> [Your goal]: Return all lines that include the string "worked".

> [Supplied records]:
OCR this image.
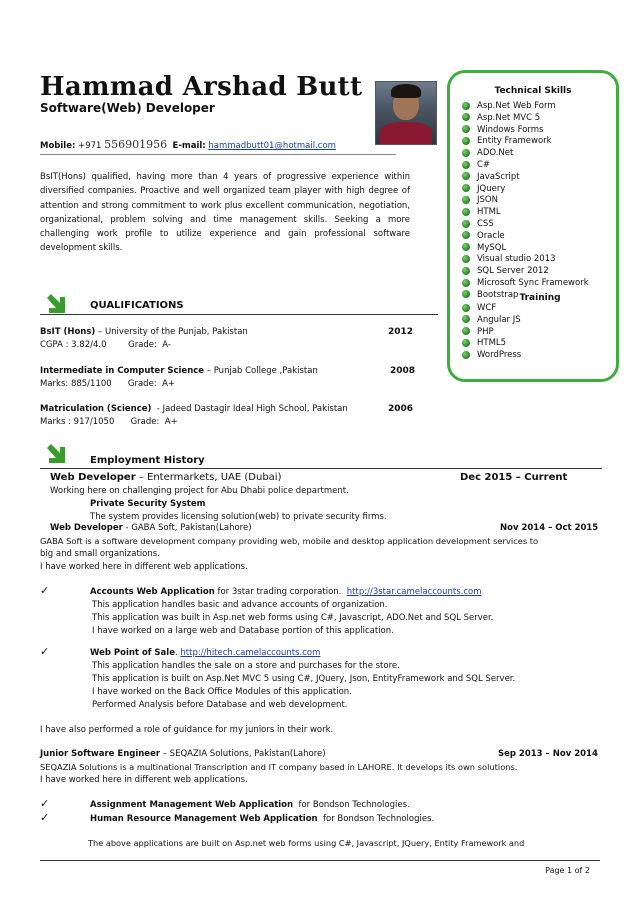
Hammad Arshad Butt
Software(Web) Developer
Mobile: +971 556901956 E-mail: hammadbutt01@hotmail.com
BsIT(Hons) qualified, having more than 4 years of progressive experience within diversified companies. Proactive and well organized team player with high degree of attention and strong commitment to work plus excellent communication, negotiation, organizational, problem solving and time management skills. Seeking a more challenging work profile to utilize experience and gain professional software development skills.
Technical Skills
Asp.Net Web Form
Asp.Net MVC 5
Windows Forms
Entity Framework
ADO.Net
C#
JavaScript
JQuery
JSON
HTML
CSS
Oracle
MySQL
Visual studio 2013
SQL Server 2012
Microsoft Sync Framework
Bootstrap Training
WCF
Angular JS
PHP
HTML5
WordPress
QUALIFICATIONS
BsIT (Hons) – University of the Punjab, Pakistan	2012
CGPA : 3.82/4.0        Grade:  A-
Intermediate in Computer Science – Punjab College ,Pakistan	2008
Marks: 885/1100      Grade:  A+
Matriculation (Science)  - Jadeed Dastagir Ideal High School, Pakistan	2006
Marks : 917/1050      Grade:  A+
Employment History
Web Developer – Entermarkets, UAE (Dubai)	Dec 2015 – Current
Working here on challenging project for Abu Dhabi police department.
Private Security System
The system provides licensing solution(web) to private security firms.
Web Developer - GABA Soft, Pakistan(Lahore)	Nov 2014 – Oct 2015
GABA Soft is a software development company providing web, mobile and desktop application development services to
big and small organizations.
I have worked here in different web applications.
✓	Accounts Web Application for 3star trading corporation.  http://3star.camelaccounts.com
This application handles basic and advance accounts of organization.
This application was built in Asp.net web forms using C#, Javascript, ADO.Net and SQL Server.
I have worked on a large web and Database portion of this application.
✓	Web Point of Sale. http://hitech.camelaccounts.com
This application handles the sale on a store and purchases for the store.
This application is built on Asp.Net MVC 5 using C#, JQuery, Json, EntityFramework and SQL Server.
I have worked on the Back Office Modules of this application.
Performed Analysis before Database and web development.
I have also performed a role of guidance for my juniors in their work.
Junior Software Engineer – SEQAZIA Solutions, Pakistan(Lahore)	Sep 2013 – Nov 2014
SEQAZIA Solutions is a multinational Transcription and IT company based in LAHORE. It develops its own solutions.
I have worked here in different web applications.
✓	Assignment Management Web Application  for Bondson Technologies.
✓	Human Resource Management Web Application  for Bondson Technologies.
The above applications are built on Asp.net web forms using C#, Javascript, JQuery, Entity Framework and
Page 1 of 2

---

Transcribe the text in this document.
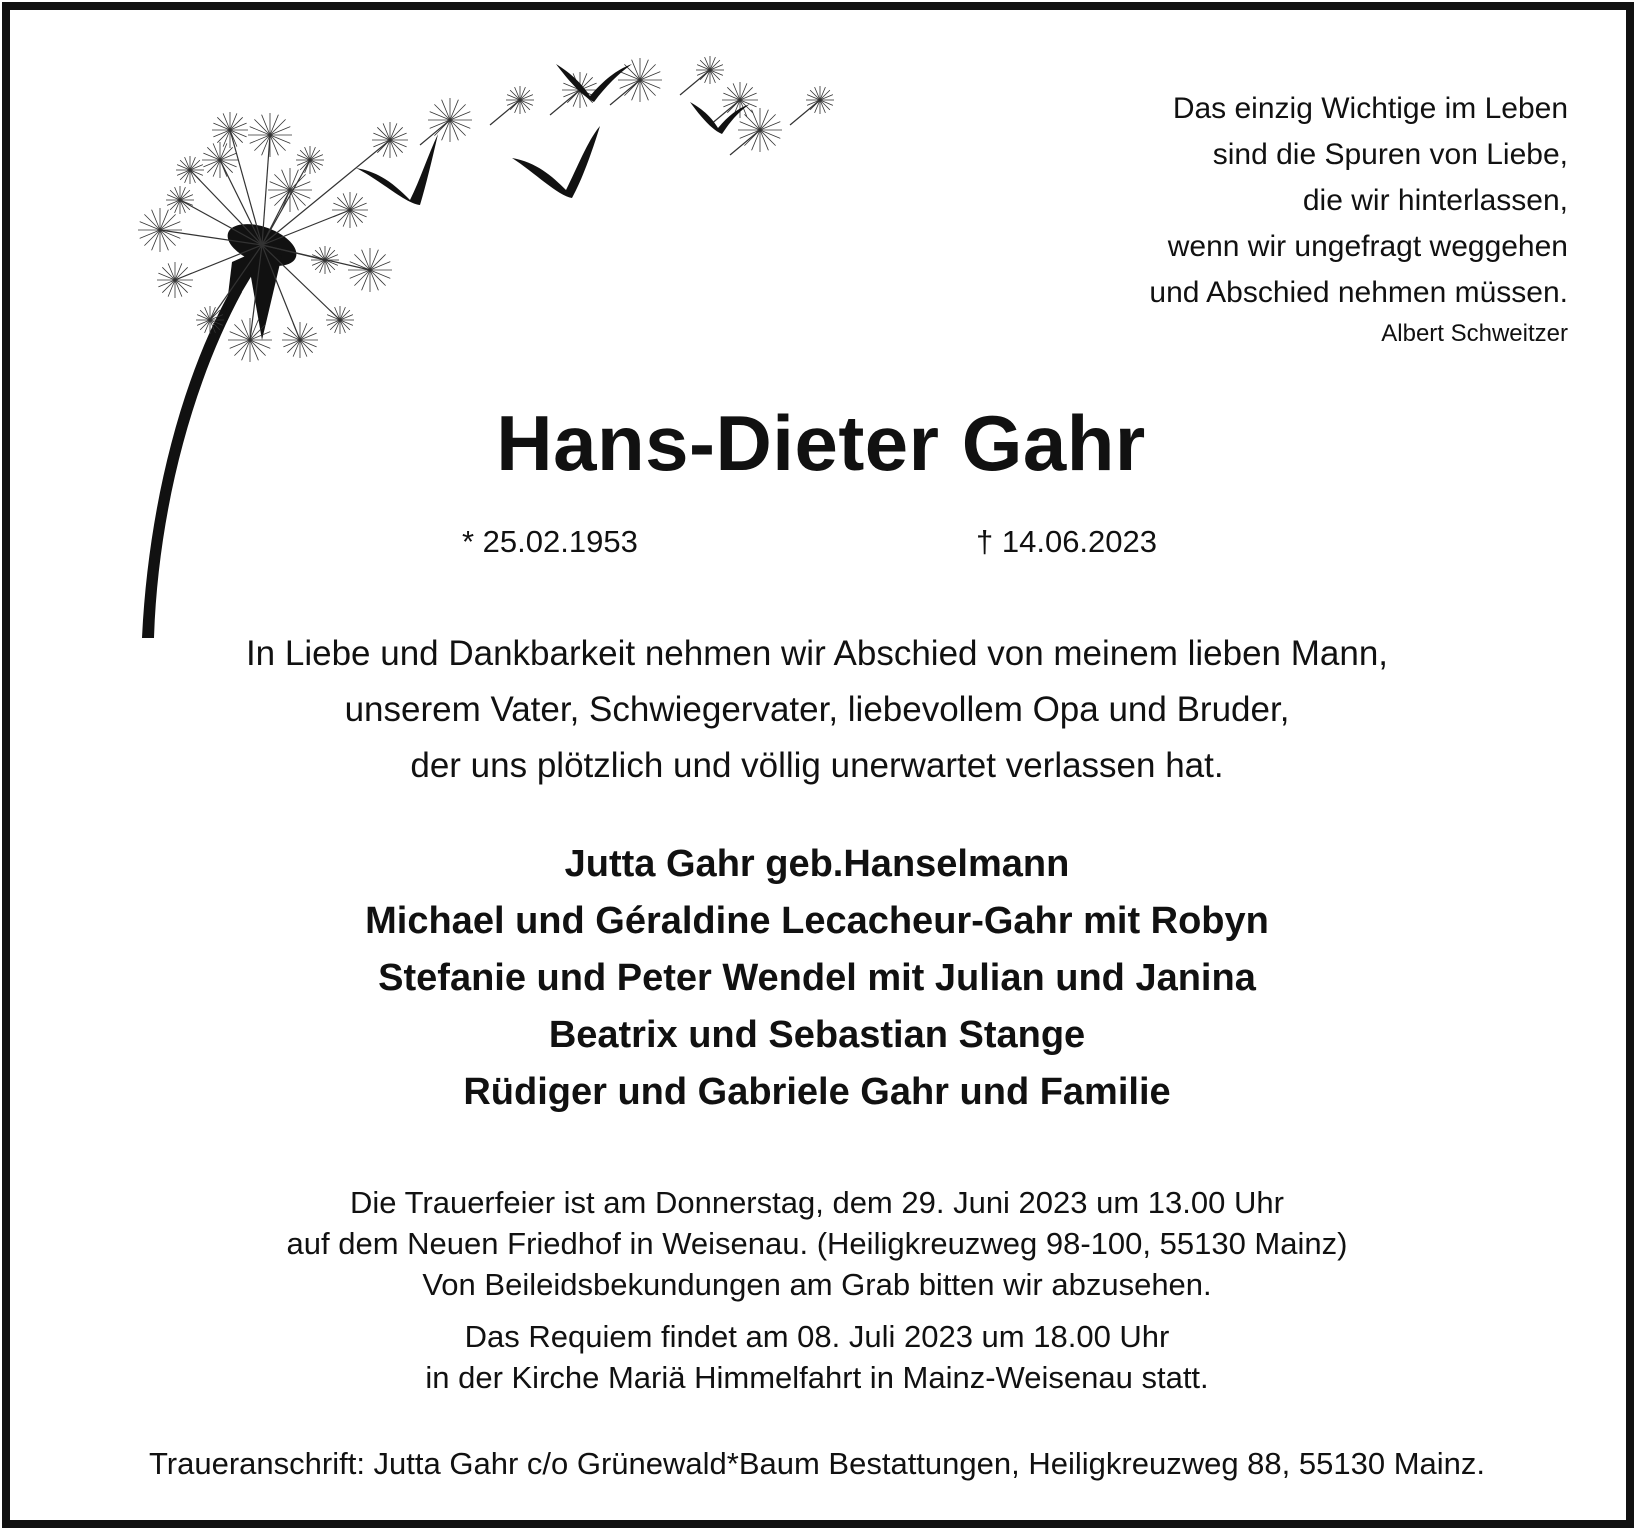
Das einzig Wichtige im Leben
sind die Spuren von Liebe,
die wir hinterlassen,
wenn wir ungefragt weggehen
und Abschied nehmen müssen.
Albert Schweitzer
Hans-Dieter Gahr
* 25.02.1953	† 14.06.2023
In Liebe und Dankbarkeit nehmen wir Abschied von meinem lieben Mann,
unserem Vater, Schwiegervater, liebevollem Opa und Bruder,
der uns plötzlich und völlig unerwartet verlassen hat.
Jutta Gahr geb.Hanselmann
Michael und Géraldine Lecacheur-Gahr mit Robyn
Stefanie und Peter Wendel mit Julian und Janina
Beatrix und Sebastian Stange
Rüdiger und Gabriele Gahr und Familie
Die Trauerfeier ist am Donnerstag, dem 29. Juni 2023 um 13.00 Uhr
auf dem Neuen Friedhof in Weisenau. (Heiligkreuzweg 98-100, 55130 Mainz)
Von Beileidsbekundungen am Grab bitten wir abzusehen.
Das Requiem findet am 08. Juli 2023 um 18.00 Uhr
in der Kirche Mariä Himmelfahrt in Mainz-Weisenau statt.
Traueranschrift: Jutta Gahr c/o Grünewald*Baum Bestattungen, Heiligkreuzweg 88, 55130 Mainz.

---

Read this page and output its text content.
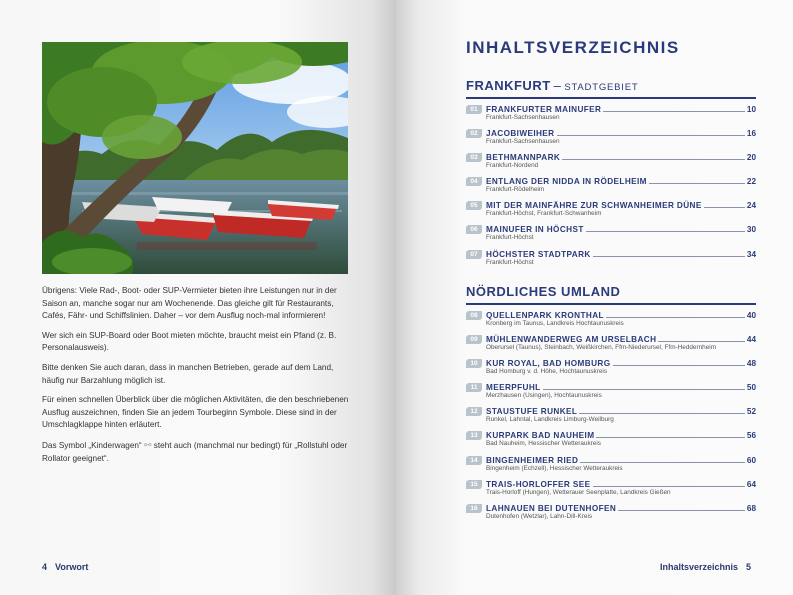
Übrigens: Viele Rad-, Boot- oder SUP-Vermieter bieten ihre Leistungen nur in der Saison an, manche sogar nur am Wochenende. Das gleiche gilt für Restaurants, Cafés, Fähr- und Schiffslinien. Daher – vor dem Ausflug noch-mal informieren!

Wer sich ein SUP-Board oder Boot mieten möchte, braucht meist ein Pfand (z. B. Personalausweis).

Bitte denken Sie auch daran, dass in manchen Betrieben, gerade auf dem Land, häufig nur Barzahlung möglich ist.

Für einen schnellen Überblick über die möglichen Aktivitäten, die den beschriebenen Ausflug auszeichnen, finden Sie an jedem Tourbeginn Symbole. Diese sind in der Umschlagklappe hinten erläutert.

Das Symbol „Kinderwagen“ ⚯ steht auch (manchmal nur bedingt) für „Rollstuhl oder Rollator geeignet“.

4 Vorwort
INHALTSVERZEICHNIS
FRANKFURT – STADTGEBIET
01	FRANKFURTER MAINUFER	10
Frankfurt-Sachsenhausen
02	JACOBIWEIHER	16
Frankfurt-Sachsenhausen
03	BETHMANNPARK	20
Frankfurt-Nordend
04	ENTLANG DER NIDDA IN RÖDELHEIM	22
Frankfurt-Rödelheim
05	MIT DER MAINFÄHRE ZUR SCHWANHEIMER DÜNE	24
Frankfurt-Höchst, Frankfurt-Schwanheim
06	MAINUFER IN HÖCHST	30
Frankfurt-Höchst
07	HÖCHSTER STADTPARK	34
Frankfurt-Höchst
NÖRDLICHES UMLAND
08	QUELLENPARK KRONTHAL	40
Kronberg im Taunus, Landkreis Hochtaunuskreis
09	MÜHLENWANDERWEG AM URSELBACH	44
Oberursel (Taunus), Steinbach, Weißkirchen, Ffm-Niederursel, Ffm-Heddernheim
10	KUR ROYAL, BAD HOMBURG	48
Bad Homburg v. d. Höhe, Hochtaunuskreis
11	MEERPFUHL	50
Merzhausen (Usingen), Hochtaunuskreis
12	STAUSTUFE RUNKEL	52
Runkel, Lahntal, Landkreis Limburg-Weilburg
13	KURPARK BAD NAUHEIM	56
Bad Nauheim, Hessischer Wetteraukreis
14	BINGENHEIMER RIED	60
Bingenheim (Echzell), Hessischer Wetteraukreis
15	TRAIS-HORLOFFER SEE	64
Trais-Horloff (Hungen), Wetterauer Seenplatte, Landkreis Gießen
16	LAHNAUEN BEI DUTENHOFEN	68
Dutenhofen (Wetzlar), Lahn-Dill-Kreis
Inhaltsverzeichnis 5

> [Reply]:
I have worked here in different web applications.
I have worked on a large web and Database portion of this application.
I have worked on the Back Office Modules of this application.
I have worked here in different web applications.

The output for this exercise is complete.